Directions for this task
Spot each line that carries the word "USHEAR"; copy those lines.

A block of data
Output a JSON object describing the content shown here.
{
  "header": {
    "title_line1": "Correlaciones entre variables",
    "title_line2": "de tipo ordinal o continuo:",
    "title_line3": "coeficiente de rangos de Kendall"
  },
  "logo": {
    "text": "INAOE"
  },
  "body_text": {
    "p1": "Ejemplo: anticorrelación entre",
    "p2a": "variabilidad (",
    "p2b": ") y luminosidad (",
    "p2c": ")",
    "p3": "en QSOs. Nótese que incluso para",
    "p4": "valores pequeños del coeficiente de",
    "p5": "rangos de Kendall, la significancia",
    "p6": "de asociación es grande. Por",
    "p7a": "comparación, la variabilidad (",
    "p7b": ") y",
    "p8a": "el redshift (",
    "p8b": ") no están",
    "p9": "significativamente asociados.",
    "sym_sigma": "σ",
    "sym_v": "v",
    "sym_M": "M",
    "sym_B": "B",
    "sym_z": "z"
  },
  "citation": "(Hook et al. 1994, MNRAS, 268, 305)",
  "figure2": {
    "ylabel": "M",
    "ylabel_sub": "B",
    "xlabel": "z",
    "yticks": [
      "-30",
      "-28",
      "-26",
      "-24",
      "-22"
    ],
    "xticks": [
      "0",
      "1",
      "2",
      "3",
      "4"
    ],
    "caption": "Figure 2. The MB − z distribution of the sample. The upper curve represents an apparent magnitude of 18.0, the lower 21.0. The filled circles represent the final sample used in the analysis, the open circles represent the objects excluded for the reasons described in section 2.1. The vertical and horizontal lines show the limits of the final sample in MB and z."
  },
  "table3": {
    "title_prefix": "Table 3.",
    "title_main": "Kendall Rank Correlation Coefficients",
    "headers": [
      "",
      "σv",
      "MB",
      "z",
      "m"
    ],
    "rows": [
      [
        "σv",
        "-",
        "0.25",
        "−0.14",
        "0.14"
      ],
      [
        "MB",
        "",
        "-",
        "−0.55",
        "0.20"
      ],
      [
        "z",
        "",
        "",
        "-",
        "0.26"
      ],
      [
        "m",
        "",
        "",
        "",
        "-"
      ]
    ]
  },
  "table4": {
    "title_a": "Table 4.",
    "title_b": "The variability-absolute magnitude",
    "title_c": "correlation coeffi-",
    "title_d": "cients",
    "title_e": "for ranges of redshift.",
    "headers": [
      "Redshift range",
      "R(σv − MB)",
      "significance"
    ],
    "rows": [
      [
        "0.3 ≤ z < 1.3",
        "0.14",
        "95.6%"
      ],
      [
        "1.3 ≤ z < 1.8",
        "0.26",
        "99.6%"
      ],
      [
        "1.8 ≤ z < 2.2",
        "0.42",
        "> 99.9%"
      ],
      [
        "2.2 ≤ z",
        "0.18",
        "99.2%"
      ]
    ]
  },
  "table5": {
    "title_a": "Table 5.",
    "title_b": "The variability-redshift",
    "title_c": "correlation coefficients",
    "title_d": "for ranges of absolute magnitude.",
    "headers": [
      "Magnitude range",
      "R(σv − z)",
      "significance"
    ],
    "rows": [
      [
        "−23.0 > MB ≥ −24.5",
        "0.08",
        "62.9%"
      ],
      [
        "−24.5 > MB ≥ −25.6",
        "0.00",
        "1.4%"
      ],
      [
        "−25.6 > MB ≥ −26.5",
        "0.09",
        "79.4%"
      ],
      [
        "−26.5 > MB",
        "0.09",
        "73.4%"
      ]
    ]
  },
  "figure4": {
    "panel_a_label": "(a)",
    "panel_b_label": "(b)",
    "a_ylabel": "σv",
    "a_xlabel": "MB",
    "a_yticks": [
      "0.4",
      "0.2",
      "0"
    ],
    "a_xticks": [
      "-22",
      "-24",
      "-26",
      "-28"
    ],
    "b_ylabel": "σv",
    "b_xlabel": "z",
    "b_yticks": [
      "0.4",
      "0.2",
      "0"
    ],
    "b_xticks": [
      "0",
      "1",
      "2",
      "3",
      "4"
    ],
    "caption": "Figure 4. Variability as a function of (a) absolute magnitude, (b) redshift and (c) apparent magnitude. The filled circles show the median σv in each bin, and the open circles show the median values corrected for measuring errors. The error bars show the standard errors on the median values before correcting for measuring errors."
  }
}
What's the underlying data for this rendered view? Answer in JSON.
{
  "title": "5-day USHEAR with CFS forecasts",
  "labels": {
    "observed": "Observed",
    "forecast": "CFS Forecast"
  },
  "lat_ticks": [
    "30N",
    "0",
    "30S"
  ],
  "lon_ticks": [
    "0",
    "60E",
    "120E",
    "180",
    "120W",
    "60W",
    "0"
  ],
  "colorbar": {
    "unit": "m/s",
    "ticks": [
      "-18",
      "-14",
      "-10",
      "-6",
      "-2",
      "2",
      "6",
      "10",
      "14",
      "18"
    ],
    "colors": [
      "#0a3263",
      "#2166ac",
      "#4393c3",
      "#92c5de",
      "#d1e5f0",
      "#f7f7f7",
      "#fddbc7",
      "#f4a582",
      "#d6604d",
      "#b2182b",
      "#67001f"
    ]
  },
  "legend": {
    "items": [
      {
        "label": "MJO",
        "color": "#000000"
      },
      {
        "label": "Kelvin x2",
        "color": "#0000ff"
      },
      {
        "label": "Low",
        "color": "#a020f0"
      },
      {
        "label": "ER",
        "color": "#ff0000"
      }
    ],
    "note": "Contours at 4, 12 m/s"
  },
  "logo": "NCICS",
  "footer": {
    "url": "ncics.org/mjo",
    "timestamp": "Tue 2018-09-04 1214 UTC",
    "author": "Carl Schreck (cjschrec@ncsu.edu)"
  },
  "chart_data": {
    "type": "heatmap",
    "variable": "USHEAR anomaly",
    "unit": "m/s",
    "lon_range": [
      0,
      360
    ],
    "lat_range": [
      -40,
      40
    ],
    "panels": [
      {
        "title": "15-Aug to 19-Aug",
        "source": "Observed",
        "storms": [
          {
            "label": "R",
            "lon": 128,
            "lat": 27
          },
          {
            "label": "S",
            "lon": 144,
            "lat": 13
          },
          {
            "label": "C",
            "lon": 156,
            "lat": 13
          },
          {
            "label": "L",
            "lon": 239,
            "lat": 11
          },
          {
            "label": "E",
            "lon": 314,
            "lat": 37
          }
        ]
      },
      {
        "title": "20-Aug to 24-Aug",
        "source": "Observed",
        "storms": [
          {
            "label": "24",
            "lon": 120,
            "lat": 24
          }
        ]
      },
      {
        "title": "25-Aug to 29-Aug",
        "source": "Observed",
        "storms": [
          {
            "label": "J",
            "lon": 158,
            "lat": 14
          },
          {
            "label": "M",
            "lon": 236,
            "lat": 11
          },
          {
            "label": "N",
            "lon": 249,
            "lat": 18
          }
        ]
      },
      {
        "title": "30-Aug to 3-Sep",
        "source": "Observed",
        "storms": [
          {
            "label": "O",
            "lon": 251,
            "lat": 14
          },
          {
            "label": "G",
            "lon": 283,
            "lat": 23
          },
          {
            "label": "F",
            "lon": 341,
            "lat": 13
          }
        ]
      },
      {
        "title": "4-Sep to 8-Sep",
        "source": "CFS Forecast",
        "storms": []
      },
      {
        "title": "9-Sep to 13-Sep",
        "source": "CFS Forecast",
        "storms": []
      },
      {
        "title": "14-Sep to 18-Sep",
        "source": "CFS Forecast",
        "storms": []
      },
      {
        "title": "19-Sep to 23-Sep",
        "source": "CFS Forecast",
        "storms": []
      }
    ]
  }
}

Response
  "title": "5-day USHEAR with CFS forecasts",
    "variable": "USHEAR anomaly",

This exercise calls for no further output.